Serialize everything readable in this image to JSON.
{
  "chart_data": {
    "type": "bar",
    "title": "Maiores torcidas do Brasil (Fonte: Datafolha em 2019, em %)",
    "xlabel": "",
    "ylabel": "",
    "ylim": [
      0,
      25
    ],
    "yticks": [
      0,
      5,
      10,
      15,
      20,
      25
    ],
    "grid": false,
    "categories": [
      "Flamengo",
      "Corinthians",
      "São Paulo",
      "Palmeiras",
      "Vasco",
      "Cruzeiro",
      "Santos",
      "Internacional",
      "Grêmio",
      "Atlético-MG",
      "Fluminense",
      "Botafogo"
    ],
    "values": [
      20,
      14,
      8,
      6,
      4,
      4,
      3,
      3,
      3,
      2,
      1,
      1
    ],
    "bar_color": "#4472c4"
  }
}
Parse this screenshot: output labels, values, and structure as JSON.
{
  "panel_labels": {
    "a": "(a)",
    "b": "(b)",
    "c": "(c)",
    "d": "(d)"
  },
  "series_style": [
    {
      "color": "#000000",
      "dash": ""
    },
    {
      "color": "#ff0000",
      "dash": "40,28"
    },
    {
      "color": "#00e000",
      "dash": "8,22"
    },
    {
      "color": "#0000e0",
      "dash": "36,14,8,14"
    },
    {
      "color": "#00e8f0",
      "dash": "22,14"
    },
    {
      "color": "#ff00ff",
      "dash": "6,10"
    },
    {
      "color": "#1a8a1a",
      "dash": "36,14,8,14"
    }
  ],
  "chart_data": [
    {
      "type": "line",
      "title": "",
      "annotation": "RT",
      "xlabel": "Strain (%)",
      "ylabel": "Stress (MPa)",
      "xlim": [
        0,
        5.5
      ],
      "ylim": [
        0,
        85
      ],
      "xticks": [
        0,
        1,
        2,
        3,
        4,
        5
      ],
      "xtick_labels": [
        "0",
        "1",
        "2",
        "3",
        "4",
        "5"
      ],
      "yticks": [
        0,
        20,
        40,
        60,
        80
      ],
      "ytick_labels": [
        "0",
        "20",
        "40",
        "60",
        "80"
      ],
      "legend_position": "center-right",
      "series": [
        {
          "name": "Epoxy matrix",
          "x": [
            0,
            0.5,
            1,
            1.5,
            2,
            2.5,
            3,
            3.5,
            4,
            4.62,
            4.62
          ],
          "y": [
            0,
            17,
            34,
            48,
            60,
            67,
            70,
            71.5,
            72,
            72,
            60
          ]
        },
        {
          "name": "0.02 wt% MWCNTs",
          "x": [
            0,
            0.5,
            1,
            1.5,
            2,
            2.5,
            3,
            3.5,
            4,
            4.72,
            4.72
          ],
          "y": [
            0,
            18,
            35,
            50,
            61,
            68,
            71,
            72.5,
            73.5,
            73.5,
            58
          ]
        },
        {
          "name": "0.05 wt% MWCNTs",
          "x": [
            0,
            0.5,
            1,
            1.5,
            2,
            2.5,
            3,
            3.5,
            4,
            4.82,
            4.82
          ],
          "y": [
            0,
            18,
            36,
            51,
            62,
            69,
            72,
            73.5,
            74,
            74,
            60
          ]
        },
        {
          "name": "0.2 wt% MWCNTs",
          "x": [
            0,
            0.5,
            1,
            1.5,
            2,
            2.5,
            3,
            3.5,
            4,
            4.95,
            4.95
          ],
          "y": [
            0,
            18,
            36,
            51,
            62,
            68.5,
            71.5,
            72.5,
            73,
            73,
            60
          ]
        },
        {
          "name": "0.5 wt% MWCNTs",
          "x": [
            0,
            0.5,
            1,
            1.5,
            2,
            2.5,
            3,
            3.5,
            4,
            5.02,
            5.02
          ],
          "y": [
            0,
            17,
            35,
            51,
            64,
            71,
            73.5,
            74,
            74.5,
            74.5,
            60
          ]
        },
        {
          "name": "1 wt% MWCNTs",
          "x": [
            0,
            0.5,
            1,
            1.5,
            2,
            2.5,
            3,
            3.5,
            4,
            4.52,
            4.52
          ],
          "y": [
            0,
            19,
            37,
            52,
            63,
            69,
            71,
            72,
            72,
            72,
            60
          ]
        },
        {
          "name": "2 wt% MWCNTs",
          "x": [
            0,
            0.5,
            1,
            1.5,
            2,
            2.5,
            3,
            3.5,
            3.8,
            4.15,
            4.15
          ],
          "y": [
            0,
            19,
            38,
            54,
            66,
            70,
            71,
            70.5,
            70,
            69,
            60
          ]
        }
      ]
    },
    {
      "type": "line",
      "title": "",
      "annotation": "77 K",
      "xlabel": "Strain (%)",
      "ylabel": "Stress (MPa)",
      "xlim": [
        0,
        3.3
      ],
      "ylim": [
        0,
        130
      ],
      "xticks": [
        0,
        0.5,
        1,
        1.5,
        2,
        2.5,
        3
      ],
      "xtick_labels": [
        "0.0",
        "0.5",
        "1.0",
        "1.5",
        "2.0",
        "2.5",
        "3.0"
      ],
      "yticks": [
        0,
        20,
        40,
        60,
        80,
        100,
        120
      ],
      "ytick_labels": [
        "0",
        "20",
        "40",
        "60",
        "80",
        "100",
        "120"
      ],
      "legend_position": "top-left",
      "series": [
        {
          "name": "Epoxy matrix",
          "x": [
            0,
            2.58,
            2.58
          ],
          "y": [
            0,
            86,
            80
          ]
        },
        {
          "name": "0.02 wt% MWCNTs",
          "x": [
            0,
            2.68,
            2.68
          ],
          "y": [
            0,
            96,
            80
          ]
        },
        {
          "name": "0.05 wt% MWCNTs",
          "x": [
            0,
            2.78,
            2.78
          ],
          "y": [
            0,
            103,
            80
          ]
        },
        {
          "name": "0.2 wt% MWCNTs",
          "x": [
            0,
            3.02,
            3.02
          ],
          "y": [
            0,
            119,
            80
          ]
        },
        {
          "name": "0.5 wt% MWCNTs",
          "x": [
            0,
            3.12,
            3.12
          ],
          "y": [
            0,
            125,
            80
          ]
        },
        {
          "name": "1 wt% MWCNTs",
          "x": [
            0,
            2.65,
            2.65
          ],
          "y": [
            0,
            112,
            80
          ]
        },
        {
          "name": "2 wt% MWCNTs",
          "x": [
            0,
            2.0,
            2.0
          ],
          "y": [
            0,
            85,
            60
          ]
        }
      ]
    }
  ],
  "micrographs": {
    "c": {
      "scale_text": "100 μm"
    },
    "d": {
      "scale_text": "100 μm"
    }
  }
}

_ _ _ _

What the task requires:
Copy every line from the records above that contains the word "this".

Expected answer:
Serialize everything readable in this image to JSON.
Parse this screenshot: output labels, values, and structure as JSON.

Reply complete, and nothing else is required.